Check each line of the data below for the word "this", then extract the ones that have it.

- _Information provided_:
********

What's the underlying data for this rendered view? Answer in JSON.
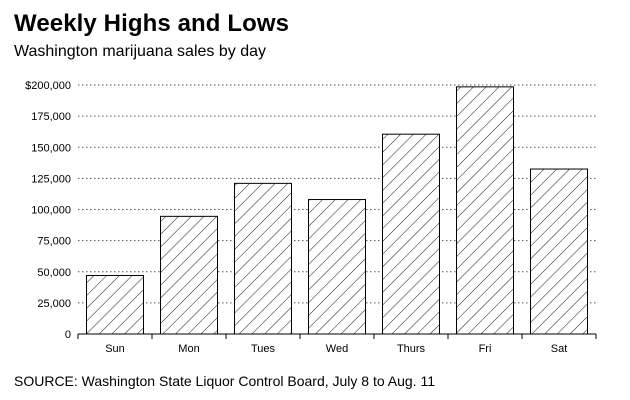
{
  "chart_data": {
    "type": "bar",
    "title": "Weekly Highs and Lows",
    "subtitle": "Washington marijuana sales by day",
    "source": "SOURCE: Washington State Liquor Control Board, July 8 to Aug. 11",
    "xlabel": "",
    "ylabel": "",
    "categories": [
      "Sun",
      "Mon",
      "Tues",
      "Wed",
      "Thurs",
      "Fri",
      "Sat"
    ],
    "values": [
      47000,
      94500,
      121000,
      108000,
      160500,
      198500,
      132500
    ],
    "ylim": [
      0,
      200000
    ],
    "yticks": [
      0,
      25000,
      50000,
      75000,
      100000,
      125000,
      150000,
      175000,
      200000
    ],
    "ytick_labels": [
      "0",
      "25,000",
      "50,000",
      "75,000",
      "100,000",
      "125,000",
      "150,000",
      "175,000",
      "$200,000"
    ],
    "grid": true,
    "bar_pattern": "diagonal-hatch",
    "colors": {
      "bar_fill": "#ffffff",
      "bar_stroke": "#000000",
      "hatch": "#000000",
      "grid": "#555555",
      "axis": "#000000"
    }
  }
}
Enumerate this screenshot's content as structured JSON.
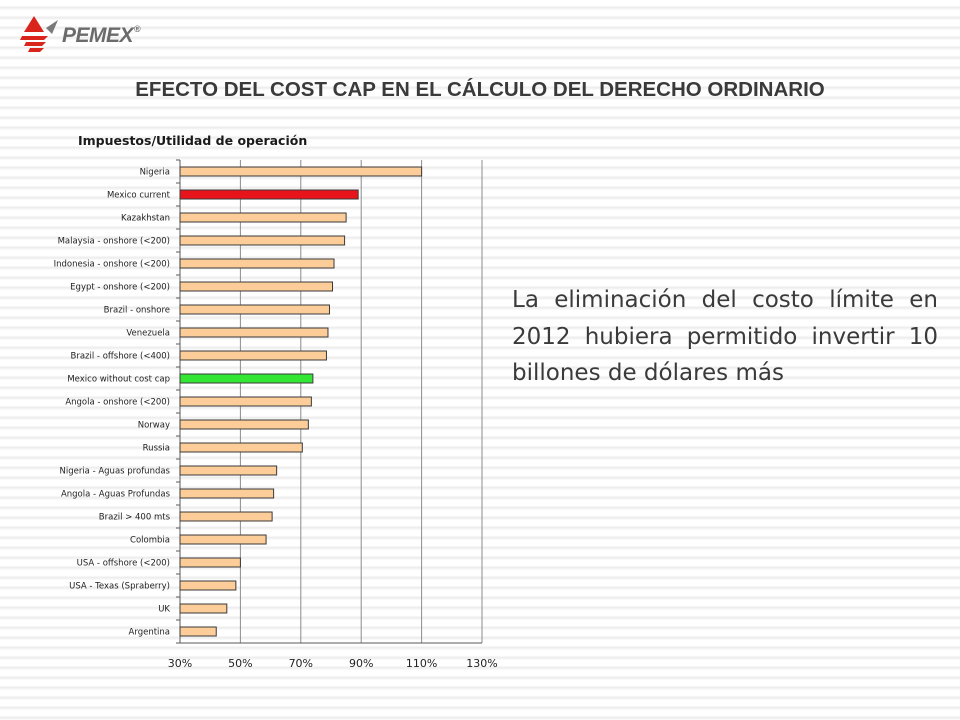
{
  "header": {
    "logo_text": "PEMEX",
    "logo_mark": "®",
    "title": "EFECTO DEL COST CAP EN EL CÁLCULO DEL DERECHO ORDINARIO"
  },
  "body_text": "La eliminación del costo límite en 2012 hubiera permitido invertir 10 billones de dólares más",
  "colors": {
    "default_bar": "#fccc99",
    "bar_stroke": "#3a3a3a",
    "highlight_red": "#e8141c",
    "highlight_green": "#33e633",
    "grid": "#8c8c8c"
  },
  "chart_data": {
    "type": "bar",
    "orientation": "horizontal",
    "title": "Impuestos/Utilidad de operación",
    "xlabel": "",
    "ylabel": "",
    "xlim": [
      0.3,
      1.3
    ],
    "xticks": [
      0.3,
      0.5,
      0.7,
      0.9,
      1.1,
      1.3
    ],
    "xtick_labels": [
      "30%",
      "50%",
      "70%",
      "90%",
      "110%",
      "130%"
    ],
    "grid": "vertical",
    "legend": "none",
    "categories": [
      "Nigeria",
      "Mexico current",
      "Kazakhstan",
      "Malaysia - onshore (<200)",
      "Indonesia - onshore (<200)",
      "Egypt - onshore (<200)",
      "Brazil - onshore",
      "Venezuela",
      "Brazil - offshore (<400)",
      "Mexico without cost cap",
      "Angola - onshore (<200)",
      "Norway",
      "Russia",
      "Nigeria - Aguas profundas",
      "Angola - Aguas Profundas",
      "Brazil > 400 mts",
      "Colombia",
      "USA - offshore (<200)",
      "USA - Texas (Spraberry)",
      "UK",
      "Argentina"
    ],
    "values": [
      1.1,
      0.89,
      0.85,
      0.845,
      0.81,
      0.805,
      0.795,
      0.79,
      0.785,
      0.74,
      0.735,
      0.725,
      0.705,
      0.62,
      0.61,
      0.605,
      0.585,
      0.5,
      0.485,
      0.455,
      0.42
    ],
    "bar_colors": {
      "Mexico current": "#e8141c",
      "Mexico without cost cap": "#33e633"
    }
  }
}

********

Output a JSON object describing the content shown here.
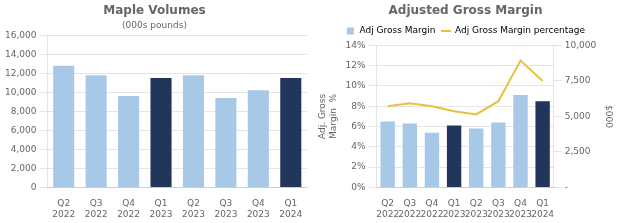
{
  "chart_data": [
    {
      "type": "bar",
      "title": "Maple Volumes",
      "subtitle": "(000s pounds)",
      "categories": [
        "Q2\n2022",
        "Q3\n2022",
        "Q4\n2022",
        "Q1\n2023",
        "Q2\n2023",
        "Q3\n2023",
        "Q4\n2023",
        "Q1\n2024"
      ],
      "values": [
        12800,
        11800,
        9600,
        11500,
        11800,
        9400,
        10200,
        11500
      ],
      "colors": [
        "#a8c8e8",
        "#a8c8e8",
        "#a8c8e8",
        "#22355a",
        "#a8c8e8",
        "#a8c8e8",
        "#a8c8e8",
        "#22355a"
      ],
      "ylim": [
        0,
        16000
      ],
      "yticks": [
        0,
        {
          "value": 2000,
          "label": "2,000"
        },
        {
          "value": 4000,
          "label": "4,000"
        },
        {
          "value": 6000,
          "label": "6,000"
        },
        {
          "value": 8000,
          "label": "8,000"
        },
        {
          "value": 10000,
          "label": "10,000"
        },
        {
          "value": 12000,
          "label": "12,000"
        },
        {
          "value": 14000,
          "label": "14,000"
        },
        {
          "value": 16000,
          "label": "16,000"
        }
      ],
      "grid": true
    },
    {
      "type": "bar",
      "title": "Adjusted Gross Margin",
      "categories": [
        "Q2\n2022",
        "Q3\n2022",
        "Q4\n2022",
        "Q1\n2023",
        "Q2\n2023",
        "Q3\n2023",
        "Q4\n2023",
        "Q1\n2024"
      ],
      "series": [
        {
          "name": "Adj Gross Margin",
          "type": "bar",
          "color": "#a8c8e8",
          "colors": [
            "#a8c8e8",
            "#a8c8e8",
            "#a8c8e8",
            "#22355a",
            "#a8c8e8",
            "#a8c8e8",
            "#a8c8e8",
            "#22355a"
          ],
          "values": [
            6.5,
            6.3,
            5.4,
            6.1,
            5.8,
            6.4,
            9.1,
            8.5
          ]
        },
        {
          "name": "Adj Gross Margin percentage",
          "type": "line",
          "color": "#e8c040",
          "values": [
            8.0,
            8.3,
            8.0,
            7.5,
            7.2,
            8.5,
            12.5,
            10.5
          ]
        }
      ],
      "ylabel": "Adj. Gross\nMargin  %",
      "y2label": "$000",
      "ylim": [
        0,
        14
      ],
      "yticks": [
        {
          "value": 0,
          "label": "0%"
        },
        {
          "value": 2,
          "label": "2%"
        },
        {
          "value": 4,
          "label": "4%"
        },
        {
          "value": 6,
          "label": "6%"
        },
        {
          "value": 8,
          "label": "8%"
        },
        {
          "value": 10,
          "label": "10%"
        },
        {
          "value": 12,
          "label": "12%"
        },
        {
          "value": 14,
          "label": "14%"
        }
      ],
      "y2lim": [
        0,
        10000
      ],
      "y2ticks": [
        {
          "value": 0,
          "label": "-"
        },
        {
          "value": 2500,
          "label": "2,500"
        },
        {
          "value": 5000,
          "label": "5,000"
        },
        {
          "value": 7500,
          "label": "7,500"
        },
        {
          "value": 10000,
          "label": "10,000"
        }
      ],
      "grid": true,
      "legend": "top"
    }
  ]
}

********

- _Correct answer_:
What's the underlying data for this rendered view? Answer in JSON.
Enumerate this screenshot's content as structured JSON.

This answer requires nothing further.